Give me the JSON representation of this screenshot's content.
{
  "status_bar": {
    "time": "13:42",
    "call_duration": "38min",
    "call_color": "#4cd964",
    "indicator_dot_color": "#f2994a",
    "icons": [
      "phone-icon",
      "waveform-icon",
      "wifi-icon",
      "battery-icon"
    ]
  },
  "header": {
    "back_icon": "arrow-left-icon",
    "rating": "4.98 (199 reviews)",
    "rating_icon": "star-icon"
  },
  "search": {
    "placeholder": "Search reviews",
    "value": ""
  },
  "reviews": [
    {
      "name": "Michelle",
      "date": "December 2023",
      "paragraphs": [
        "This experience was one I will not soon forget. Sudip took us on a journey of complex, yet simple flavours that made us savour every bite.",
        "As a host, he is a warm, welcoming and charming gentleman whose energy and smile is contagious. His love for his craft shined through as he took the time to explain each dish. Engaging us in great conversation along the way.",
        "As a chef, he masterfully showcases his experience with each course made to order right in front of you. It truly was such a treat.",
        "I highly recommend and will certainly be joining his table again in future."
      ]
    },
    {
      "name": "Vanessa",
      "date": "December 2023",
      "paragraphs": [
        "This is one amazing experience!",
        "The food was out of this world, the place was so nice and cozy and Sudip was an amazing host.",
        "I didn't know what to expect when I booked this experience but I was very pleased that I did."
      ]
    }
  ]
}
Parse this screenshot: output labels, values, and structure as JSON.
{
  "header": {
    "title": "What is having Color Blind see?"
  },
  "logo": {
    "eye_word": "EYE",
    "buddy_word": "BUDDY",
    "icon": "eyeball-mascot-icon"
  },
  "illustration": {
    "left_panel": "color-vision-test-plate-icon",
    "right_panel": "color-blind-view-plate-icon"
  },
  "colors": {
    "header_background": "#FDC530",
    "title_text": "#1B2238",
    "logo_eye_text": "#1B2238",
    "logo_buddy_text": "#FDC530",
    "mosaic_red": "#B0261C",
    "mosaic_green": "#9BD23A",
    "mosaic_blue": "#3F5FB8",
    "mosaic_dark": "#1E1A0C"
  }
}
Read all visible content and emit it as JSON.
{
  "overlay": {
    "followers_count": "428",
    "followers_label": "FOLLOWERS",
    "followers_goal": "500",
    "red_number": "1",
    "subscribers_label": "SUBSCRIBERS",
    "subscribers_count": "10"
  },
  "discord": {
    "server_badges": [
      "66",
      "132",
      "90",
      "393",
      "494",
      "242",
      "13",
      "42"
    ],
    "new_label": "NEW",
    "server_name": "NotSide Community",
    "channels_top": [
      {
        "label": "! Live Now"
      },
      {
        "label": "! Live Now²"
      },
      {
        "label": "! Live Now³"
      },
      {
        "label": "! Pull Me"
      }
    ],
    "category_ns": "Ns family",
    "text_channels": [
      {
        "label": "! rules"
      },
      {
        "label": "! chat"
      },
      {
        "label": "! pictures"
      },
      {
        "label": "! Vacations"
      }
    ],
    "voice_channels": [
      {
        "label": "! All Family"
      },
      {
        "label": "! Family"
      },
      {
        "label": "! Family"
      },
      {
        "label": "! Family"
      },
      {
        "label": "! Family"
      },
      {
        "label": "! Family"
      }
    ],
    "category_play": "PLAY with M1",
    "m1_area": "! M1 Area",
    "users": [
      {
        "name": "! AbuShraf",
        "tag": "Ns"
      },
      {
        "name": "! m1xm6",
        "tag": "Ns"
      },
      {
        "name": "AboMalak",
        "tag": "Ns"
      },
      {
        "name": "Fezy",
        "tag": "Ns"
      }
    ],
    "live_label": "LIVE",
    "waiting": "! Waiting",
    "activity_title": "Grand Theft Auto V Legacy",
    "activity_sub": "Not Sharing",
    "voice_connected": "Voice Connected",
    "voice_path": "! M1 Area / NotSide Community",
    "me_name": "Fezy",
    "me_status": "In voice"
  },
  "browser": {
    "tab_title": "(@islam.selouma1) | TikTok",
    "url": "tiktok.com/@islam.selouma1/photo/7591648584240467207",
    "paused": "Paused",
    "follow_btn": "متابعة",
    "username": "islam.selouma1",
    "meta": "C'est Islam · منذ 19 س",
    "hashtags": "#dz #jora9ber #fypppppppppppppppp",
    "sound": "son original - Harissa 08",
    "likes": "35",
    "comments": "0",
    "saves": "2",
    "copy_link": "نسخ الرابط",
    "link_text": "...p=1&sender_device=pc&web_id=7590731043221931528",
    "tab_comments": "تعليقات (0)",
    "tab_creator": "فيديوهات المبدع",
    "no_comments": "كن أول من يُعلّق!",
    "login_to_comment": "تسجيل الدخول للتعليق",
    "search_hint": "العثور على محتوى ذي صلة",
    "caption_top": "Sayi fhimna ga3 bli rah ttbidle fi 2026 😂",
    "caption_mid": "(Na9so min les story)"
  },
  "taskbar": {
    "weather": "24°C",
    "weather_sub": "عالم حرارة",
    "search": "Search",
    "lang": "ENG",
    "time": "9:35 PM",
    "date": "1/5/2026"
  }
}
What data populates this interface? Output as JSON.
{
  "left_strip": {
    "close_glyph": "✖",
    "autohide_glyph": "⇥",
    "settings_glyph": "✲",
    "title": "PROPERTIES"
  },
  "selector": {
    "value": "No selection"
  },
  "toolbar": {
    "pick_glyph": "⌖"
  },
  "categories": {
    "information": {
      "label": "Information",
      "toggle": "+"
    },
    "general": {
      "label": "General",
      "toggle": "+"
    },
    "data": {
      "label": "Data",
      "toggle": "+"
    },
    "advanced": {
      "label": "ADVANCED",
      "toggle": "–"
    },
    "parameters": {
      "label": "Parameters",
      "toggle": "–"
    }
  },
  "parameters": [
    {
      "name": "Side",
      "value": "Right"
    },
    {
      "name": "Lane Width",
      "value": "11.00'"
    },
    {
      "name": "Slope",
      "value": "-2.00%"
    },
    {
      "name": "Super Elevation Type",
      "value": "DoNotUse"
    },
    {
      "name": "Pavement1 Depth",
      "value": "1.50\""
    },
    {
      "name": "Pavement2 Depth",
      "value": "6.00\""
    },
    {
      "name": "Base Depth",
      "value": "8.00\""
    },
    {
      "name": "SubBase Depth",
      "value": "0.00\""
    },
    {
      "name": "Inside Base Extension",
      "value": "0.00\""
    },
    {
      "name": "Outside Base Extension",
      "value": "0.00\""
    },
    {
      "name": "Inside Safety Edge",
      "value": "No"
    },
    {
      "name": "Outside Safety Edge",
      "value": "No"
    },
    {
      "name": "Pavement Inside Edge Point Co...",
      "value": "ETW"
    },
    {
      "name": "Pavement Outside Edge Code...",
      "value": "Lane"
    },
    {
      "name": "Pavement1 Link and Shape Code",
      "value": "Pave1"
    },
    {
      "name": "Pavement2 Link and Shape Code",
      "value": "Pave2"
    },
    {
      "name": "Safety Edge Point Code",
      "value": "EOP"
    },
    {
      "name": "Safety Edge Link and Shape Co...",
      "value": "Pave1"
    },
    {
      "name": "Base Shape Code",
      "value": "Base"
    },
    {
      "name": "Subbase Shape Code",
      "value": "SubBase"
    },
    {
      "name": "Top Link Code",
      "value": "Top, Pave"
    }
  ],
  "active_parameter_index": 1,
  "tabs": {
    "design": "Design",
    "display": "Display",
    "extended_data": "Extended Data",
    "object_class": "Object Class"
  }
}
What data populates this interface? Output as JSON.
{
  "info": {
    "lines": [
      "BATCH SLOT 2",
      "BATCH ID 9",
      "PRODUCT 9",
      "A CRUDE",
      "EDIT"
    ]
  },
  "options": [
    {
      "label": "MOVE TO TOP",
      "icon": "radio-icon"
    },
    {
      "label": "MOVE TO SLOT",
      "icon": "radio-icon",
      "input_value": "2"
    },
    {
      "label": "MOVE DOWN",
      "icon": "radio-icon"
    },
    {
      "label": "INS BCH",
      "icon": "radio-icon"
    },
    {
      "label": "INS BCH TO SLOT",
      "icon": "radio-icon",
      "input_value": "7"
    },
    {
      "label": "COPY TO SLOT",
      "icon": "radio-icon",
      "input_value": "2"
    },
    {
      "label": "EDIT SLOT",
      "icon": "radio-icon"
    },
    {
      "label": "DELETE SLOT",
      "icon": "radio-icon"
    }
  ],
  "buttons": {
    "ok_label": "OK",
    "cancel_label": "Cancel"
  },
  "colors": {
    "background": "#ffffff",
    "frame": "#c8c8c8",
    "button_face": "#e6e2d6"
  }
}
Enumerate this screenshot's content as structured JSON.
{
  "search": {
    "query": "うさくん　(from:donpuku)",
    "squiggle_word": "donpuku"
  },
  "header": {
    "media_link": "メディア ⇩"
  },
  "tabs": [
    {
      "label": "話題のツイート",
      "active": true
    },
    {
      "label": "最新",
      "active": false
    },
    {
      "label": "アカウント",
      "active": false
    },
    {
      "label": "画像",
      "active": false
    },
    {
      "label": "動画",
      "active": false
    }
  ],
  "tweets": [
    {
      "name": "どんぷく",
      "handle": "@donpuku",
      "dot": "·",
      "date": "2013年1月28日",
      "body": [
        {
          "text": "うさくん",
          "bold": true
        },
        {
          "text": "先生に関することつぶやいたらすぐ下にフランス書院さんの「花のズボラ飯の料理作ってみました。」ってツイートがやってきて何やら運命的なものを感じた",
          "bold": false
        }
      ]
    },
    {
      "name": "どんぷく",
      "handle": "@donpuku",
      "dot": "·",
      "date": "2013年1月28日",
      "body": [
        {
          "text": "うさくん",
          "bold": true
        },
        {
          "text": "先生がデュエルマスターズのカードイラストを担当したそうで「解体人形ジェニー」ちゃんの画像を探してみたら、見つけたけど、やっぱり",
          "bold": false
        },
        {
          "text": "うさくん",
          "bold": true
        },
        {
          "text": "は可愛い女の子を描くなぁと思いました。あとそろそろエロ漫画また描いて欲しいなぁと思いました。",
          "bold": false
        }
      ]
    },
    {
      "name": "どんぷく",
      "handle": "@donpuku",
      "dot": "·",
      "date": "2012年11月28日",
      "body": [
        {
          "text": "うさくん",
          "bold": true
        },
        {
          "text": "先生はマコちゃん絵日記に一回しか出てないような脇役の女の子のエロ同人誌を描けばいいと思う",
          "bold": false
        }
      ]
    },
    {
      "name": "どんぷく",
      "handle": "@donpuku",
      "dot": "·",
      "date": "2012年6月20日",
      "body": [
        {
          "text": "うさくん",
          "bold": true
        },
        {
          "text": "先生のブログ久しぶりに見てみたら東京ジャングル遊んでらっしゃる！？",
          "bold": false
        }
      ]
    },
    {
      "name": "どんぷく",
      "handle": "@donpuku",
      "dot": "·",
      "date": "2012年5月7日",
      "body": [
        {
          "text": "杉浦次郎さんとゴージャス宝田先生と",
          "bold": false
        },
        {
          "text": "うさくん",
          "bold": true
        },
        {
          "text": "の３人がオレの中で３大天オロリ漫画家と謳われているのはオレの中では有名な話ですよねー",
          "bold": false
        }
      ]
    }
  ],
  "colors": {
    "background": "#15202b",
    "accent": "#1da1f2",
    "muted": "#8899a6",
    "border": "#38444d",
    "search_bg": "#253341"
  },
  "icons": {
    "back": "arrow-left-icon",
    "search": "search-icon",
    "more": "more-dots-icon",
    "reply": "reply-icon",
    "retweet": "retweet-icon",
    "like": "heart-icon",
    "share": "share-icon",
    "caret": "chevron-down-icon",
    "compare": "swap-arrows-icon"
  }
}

● **Task**
List every line in the records above that contains the word "Area".

● **Task output**
    "m1_area": "! M1 Area",
    "voice_path": "! M1 Area / NotSide Community",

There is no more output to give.